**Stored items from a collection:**
----
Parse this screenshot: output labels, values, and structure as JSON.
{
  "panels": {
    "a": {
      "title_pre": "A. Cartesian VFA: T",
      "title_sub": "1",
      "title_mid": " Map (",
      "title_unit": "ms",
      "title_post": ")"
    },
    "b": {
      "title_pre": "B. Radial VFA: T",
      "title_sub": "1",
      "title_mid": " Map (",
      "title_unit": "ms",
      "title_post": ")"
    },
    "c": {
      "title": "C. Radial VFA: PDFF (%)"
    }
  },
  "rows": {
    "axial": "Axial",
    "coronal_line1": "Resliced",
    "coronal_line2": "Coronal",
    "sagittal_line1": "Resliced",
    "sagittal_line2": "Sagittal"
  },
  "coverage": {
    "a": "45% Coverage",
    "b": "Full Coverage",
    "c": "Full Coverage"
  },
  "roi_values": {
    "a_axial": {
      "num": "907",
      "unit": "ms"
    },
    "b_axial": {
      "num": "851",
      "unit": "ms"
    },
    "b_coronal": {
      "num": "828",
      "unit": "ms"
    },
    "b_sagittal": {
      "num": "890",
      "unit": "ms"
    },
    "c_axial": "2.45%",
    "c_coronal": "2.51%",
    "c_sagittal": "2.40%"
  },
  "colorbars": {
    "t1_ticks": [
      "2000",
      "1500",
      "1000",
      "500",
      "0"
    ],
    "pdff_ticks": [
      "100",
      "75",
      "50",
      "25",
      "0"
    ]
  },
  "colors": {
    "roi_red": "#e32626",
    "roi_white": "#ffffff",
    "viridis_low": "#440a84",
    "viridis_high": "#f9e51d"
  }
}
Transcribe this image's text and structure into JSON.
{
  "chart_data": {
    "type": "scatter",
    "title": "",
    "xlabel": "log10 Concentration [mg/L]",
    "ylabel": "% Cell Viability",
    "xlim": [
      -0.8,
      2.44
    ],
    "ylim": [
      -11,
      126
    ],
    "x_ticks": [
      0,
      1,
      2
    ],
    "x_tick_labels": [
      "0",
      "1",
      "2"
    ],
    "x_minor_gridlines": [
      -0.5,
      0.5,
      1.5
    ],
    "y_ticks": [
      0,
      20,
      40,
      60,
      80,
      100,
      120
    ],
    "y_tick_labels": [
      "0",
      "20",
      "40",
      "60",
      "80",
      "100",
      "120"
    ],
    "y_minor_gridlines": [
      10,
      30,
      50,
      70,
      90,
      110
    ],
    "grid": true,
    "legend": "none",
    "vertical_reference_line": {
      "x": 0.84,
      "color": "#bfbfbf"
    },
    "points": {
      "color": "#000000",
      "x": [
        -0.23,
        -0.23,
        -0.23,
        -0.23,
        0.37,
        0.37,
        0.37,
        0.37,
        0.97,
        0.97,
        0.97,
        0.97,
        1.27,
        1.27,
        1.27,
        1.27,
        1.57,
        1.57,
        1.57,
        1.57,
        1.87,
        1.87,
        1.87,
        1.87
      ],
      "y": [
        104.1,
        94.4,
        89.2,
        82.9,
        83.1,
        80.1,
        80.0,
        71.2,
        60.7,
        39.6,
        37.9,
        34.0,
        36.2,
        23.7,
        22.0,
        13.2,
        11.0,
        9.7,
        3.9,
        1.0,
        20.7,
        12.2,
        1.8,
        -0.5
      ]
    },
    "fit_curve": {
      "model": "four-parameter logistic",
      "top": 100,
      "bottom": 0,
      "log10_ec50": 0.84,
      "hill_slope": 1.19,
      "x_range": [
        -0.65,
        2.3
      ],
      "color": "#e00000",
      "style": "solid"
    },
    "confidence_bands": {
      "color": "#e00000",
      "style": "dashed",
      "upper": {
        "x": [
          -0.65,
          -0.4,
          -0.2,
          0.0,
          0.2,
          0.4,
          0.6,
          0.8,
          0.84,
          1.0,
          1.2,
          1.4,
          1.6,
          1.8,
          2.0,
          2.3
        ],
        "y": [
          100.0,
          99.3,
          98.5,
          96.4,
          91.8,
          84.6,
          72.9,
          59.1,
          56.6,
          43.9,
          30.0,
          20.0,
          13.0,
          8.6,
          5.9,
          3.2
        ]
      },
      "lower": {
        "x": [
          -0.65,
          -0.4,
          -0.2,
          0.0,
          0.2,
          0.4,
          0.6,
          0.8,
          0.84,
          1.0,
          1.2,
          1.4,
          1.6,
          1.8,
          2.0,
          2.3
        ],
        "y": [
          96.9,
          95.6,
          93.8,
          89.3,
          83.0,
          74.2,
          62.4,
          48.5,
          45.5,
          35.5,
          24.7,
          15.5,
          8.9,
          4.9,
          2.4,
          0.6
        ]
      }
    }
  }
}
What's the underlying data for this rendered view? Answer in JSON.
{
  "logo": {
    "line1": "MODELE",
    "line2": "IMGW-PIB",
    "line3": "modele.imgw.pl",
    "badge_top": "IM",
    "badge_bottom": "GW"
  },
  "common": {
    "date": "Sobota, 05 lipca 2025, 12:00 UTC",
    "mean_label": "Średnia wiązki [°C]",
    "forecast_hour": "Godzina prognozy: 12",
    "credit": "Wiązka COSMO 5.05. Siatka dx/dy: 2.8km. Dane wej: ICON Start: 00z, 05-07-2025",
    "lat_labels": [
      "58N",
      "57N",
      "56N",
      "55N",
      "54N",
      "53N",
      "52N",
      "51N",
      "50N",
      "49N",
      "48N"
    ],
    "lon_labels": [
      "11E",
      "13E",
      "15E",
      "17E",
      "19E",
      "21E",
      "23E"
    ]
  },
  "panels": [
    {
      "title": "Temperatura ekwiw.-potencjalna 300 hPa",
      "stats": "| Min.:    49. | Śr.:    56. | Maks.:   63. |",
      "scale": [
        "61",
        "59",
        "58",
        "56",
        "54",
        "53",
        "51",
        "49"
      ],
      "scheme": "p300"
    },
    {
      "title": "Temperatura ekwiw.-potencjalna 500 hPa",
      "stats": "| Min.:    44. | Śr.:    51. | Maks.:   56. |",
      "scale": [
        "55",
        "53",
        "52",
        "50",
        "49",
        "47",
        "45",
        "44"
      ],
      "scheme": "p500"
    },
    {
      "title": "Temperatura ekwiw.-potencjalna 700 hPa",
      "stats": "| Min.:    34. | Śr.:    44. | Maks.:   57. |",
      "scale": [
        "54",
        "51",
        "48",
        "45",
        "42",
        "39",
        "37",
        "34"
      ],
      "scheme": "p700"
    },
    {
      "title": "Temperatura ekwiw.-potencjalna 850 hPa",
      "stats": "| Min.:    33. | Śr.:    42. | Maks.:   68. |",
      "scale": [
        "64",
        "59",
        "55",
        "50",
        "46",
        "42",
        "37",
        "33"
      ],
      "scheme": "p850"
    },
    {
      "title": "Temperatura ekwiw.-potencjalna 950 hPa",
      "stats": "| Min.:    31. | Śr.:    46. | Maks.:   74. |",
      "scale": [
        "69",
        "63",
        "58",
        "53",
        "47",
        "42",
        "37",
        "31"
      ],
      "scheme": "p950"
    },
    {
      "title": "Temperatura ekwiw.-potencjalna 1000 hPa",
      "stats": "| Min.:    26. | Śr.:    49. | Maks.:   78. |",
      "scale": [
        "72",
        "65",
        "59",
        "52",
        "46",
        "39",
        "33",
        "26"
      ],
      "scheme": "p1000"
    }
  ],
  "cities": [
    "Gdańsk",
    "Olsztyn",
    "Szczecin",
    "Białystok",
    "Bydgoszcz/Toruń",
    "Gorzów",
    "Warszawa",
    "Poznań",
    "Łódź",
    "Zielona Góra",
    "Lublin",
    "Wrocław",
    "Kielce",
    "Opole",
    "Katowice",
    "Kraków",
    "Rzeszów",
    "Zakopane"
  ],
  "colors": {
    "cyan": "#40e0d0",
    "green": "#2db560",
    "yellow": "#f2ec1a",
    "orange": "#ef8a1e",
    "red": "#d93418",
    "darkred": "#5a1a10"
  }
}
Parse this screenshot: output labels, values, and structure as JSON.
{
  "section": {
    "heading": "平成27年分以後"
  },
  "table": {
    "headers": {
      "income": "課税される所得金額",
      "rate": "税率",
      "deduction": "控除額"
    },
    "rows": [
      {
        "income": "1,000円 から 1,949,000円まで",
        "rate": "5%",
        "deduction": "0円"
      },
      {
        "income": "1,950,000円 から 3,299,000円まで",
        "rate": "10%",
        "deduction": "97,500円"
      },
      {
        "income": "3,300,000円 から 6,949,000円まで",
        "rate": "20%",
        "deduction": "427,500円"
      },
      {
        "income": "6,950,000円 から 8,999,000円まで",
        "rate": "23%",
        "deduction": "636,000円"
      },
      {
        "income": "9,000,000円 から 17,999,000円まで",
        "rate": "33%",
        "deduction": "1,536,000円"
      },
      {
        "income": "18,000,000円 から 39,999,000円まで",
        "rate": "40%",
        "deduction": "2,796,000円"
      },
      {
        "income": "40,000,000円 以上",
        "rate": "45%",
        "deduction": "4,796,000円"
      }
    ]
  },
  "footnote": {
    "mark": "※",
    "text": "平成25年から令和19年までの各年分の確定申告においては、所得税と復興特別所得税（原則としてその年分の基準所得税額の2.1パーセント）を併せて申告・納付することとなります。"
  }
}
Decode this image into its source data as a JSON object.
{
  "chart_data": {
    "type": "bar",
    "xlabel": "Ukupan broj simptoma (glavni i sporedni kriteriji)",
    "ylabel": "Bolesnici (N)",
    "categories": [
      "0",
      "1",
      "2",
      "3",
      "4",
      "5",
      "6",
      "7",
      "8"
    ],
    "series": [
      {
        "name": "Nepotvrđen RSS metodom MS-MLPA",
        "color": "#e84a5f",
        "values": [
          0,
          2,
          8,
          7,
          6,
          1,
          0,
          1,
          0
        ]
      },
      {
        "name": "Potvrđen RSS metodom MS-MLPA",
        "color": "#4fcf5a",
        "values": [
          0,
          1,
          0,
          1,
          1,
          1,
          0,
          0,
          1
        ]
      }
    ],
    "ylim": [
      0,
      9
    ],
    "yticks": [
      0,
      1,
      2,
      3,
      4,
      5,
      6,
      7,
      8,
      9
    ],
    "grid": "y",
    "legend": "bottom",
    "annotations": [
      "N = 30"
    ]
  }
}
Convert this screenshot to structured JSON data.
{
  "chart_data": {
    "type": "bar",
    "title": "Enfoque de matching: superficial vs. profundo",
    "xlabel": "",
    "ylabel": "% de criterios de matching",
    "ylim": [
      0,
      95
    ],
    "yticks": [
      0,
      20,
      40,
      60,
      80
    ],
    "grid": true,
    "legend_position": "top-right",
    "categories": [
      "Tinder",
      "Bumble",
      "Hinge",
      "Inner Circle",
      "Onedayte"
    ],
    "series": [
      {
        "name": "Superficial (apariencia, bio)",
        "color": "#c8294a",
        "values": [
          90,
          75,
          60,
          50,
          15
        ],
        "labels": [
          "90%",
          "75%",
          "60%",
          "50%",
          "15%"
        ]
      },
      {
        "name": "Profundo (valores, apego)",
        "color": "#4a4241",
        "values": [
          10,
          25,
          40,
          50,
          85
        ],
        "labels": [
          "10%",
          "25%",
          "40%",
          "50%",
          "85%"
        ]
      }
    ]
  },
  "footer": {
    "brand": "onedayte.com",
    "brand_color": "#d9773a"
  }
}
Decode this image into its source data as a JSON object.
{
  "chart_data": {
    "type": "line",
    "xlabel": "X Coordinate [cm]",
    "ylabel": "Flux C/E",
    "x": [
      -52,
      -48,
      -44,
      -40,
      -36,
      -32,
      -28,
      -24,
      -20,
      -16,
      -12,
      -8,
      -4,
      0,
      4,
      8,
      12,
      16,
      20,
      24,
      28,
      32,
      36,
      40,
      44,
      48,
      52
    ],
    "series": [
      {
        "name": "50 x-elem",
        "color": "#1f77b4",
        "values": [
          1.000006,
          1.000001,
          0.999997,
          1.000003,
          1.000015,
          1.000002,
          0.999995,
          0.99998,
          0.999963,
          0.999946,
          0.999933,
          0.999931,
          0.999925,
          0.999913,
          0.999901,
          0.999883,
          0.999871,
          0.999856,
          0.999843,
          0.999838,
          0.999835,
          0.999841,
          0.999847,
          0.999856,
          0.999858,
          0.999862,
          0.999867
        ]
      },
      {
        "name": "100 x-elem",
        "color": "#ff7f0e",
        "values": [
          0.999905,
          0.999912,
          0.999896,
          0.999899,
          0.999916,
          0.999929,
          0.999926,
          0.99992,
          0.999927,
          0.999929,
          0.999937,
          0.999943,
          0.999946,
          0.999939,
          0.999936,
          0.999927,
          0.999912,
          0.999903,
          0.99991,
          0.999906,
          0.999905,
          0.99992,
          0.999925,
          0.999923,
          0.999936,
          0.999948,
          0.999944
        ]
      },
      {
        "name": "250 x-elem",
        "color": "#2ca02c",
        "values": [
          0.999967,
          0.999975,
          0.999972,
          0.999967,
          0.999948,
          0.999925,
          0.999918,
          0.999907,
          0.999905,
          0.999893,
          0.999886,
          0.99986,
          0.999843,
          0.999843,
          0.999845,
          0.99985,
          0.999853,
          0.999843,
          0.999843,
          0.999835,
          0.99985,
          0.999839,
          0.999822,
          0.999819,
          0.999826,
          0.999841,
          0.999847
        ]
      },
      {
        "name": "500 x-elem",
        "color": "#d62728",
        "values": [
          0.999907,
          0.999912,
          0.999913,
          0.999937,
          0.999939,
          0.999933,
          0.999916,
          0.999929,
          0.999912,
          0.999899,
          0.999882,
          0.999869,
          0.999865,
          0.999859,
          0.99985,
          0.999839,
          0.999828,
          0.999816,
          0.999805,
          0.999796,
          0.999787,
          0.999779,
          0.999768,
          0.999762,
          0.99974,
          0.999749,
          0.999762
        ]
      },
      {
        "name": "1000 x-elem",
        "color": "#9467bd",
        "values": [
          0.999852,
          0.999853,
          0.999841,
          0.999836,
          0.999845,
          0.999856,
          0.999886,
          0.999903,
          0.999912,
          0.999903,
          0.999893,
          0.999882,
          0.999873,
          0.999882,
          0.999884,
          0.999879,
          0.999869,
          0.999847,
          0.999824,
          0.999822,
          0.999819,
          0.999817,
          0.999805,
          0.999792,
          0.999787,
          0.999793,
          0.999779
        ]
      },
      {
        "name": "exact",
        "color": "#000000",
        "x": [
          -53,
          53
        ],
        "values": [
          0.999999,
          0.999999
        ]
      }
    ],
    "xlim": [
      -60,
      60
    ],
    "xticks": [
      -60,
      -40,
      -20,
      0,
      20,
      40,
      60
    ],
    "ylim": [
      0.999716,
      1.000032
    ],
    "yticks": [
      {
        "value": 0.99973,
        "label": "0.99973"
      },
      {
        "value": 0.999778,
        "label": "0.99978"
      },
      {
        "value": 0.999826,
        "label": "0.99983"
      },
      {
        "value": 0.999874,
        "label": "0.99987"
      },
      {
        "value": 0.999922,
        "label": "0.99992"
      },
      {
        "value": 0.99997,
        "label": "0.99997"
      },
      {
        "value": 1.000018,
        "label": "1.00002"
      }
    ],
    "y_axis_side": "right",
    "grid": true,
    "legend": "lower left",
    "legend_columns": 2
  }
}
----
**Work to be completed:**
Answer only with how many lines in the records include "Maks".

**Written reply:**
6